## Record excerpts
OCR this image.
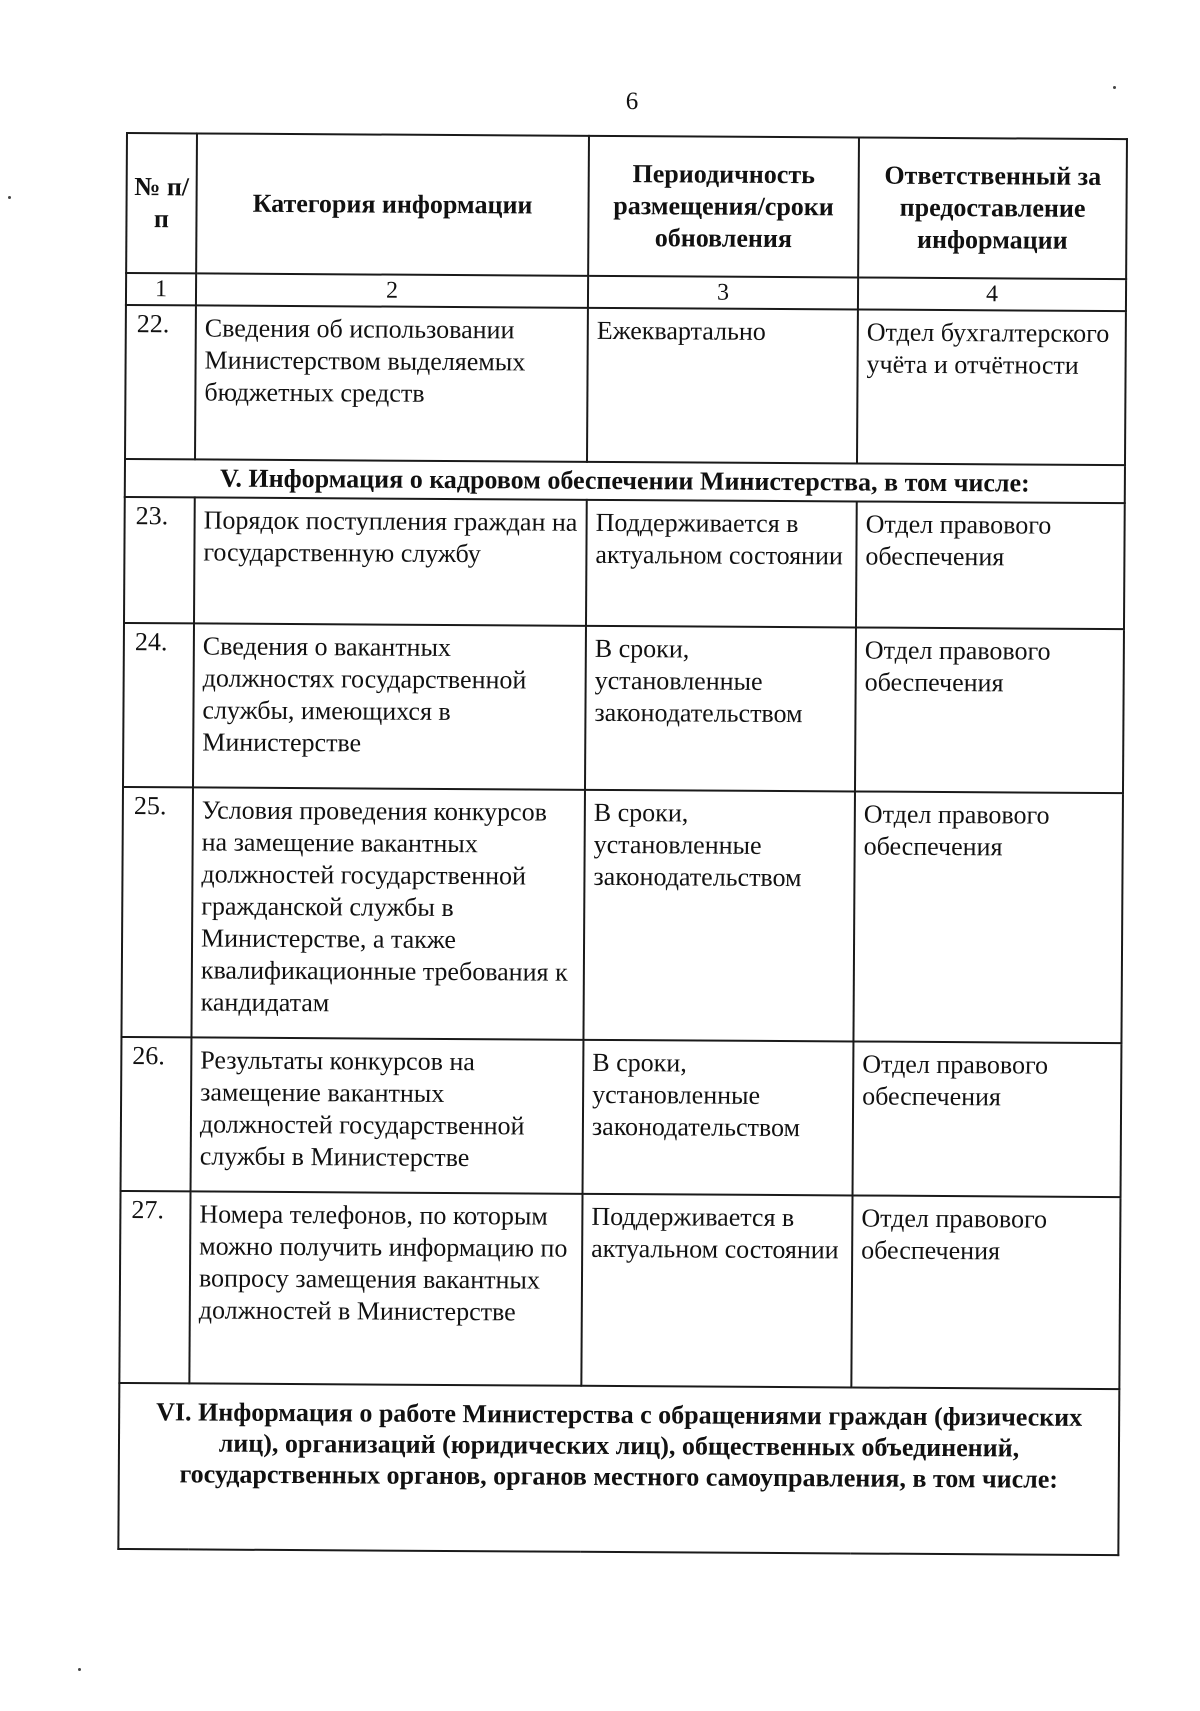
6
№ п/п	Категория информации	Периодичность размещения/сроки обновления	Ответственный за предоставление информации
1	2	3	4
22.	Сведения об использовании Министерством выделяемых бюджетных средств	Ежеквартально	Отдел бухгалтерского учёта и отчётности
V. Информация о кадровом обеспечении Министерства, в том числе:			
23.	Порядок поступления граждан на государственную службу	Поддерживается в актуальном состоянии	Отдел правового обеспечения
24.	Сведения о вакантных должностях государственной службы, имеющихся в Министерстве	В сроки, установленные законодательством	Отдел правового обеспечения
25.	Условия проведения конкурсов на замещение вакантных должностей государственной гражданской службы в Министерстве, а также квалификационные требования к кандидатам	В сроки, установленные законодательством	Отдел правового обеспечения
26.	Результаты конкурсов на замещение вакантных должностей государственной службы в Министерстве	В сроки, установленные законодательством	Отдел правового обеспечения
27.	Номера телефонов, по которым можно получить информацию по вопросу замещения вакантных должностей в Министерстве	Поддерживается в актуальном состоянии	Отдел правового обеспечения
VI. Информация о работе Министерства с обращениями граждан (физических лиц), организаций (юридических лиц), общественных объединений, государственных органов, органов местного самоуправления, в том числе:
...
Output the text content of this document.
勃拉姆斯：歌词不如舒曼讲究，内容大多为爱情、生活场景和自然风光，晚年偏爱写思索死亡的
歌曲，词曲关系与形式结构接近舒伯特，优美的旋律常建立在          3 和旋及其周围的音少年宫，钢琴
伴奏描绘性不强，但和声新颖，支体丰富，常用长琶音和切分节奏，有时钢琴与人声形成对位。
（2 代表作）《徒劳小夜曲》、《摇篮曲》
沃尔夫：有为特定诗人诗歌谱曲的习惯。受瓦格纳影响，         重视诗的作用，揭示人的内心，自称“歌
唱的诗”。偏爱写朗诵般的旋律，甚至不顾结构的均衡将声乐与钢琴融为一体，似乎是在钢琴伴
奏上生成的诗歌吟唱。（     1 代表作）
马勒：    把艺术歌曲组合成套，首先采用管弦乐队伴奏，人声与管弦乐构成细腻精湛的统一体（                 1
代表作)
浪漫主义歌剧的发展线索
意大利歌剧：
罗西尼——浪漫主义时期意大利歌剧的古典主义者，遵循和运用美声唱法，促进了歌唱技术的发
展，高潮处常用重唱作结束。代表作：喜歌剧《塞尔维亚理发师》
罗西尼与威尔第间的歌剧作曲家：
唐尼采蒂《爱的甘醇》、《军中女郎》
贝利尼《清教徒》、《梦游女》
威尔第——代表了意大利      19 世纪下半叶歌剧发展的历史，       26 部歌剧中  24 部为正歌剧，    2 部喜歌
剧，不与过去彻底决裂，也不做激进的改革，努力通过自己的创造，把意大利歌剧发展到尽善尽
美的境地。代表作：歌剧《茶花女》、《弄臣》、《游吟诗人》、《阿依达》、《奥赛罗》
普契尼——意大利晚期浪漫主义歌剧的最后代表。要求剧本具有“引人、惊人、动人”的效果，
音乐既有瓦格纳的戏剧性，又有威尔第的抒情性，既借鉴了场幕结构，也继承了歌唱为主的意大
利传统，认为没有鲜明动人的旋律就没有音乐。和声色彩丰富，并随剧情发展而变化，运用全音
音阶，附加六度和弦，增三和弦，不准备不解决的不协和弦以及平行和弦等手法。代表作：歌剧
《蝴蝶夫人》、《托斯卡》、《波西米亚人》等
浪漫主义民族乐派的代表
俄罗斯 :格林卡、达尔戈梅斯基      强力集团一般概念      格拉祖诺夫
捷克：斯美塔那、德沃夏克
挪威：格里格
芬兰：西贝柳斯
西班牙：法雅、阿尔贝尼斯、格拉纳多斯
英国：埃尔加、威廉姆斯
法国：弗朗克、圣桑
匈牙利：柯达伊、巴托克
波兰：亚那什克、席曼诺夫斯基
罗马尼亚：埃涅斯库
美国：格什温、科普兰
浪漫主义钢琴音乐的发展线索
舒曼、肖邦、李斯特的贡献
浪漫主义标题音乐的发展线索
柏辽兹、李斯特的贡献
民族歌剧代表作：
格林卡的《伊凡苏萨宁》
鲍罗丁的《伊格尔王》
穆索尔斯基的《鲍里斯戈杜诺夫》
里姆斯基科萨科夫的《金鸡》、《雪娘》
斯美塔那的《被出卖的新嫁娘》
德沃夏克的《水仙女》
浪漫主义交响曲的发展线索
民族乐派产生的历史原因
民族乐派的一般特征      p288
...
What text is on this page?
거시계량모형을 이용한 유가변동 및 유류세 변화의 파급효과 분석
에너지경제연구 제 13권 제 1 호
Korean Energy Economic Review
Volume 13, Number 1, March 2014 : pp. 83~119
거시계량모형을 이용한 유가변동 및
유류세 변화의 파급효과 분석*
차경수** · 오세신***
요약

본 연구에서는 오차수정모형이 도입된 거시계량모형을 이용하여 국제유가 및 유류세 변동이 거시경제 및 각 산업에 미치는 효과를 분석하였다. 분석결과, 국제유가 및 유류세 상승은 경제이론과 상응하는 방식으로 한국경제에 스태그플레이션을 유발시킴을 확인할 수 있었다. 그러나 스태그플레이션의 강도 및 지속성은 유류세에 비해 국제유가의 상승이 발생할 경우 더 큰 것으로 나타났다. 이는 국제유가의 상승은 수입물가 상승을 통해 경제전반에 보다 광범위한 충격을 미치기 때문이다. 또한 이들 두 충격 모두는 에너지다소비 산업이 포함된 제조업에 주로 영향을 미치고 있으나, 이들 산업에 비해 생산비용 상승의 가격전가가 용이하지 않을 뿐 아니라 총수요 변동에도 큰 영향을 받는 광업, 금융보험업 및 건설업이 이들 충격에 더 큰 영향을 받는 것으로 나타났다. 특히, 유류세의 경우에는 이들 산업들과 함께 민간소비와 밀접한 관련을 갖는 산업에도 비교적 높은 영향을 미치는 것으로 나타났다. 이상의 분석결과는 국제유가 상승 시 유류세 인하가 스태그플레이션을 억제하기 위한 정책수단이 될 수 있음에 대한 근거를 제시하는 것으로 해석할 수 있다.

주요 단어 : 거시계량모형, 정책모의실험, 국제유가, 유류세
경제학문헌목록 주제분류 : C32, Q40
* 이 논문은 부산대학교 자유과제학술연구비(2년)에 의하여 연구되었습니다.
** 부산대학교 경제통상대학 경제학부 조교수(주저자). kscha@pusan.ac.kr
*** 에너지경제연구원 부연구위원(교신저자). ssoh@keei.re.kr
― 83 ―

## Task prompt
Find every line above that contains the word "국제유가", and return each one.

## Answer to this problem
본 연구에서는 오차수정모형이 도입된 거시계량모형을 이용하여 국제유가 및 유류세 변동이 거시경제 및 각 산업에 미치는 효과를 분석하였다. 분석결과, 국제유가 및 유류세 상승은 경제이론과 상응하는 방식으로 한국경제에 스태그플레이션을 유발시킴을 확인할 수 있었다. 그러나 스태그플레이션의 강도 및 지속성은 유류세에 비해 국제유가의 상승이 발생할 경우 더 큰 것으로 나타났다. 이는 국제유가의 상승은 수입물가 상승을 통해 경제전반에 보다 광범위한 충격을 미치기 때문이다. 또한 이들 두 충격 모두는 에너지다소비 산업이 포함된 제조업에 주로 영향을 미치고 있으나, 이들 산업에 비해 생산비용 상승의 가격전가가 용이하지 않을 뿐 아니라 총수요 변동에도 큰 영향을 받는 광업, 금융보험업 및 건설업이 이들 충격에 더 큰 영향을 받는 것으로 나타났다. 특히, 유류세의 경우에는 이들 산업들과 함께 민간소비와 밀접한 관련을 갖는 산업에도 비교적 높은 영향을 미치는 것으로 나타났다. 이상의 분석결과는 국제유가 상승 시 유류세 인하가 스태그플레이션을 억제하기 위한 정책수단이 될 수 있음에 대한 근거를 제시하는 것으로 해석할 수 있다.
주요 단어 : 거시계량모형, 정책모의실험, 국제유가, 유류세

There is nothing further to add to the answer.